Task statement | Identify each line holding the string "time" and copy it.

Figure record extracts
——

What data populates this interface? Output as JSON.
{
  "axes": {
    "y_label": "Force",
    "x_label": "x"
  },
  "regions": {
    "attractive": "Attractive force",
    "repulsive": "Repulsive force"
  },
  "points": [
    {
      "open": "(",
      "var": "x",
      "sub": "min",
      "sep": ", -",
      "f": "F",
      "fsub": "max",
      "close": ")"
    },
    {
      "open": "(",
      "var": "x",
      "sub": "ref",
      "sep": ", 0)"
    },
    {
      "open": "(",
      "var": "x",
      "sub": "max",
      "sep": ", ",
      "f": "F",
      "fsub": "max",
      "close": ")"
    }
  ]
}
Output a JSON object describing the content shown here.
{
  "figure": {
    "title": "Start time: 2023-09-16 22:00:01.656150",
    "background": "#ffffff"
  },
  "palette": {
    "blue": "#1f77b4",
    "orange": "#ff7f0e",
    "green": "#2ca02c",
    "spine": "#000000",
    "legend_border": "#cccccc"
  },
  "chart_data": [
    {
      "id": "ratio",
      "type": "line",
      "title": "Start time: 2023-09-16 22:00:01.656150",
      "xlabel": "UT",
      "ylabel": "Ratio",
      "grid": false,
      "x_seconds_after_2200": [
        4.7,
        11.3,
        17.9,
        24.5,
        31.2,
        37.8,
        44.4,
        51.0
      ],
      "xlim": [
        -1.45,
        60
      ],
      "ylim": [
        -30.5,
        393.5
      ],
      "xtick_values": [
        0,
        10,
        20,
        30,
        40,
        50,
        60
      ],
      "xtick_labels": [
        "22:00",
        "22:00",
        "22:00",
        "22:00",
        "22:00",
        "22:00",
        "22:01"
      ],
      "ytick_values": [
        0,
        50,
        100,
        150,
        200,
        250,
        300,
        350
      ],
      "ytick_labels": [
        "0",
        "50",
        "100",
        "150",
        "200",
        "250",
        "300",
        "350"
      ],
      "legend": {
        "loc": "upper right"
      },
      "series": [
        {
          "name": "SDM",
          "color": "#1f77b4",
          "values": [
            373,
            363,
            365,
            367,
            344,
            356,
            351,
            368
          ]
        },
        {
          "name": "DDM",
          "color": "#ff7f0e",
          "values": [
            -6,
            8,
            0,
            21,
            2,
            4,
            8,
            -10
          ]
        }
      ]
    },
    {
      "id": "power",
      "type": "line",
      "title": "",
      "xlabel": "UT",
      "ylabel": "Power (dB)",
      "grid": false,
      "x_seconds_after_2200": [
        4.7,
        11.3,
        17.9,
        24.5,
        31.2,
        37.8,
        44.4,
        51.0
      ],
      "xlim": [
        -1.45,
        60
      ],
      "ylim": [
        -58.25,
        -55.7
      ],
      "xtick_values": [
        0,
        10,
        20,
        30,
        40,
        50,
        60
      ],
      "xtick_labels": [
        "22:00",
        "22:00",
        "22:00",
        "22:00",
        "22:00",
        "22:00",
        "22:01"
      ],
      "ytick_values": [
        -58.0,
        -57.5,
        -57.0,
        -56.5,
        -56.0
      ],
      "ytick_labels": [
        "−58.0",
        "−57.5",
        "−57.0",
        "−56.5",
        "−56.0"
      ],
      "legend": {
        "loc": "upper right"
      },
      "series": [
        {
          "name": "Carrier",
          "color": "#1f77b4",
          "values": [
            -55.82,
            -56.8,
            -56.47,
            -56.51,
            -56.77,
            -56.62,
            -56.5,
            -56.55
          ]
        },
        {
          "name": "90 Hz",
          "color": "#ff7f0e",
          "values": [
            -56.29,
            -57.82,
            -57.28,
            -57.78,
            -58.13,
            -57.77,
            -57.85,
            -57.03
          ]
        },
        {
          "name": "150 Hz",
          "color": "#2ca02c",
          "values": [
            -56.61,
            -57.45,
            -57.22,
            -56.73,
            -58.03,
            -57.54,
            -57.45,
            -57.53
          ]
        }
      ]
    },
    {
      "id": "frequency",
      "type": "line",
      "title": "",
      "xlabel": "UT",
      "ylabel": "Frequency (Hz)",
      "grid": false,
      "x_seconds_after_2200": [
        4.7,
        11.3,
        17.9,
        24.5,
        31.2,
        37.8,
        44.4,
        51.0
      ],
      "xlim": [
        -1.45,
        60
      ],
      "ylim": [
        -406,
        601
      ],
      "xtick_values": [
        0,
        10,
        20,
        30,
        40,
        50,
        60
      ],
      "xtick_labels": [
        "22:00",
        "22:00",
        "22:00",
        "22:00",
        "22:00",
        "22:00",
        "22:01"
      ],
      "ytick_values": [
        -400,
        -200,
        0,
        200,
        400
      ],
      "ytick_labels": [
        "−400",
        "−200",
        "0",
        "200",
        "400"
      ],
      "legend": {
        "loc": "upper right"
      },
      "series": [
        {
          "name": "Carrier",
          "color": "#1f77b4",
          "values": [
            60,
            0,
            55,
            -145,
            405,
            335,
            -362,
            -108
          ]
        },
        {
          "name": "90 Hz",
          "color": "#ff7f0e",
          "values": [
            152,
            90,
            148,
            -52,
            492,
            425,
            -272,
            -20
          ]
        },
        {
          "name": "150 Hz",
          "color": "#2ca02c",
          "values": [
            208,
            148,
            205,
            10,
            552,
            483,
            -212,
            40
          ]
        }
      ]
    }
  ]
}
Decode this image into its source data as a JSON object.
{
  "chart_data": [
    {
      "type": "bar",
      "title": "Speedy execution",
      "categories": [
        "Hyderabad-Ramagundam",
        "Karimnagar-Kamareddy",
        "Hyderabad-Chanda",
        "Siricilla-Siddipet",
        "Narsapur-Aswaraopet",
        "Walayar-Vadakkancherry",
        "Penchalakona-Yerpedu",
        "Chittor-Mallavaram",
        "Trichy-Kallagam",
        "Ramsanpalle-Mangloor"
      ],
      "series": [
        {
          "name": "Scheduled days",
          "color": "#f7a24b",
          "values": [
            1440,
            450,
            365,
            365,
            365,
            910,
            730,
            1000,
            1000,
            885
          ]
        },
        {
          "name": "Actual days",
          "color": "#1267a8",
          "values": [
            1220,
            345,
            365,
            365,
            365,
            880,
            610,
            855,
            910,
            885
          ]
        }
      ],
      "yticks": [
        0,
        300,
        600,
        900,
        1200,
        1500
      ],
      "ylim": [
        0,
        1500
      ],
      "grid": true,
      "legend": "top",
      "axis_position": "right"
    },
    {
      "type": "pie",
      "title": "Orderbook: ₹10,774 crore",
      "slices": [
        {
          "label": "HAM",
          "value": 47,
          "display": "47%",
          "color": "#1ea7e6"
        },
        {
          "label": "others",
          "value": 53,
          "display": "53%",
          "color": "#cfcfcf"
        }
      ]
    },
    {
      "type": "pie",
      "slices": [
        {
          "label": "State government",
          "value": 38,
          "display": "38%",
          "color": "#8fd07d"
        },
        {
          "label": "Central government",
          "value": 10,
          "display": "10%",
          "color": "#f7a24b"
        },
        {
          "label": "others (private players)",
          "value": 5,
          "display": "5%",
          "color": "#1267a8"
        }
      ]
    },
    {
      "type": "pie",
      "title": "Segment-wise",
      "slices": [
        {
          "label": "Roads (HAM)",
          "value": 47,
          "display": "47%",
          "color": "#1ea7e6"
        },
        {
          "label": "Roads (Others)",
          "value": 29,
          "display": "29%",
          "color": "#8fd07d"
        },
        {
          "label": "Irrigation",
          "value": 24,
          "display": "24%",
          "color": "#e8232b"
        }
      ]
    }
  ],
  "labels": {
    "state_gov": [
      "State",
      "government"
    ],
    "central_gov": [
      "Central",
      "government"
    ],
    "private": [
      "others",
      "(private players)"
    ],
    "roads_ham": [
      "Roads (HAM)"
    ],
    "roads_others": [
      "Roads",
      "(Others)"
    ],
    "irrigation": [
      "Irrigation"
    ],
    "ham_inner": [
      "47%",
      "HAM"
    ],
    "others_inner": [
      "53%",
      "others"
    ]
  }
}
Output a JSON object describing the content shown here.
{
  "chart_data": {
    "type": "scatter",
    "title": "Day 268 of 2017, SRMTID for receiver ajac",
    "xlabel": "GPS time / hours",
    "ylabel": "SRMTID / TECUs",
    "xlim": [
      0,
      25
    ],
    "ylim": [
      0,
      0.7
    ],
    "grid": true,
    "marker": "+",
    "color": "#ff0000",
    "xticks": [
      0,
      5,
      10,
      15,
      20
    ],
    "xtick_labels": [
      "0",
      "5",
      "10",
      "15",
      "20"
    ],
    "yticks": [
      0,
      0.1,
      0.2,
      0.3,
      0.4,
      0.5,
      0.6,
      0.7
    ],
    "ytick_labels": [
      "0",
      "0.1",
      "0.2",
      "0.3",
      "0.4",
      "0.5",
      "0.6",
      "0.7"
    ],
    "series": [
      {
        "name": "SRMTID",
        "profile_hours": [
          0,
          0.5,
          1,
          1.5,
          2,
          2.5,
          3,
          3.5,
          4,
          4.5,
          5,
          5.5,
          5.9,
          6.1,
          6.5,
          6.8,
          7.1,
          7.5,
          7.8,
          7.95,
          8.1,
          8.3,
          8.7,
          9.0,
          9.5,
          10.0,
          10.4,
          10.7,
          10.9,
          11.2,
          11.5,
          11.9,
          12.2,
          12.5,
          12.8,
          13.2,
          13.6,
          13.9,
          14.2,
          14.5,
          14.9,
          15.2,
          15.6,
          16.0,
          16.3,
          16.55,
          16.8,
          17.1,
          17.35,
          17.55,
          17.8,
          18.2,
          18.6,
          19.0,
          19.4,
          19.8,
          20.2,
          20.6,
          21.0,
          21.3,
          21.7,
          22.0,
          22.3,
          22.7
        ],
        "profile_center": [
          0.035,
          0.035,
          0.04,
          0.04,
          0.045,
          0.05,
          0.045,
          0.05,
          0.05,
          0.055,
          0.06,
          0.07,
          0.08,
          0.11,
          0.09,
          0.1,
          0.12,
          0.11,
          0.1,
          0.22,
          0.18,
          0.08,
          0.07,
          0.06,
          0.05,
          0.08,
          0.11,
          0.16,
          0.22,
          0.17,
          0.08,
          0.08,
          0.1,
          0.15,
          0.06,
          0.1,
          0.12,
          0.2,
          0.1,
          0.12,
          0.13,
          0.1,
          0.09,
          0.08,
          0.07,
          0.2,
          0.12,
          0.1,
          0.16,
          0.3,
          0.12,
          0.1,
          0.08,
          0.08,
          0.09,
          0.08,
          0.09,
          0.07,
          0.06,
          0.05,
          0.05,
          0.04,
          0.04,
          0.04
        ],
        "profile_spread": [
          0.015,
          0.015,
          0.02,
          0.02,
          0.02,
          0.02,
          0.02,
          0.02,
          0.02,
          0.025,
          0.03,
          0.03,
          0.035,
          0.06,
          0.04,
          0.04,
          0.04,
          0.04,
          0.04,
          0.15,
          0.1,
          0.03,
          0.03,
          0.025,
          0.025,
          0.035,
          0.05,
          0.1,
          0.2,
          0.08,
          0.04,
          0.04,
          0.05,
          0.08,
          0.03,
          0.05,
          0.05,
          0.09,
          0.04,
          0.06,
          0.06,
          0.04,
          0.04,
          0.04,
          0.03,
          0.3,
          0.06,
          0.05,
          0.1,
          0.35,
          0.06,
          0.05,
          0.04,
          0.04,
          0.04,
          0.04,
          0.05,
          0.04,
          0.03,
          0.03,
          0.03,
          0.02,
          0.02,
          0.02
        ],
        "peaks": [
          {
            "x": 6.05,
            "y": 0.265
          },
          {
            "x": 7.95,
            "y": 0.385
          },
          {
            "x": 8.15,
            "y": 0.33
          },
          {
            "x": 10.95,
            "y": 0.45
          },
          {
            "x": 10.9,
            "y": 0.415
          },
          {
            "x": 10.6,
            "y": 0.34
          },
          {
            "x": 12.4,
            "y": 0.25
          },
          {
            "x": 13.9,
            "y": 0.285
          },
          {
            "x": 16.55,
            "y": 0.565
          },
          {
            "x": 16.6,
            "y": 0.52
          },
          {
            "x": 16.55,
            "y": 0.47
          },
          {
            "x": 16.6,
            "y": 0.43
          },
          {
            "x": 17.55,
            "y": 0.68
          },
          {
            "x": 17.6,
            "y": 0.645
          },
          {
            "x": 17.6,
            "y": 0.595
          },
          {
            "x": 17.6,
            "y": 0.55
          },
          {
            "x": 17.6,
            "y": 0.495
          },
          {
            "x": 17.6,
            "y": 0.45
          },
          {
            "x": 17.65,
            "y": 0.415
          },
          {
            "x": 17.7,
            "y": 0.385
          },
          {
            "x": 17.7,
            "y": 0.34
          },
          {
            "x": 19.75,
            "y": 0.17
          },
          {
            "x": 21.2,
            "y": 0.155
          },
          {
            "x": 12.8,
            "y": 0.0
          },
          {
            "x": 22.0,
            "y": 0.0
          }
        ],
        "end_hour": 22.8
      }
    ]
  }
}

——

Right answer |
    "title": "Start time: 2023-09-16 22:00:01.656150",
      "title": "Start time: 2023-09-16 22:00:01.656150",
    "xlabel": "GPS time / hours",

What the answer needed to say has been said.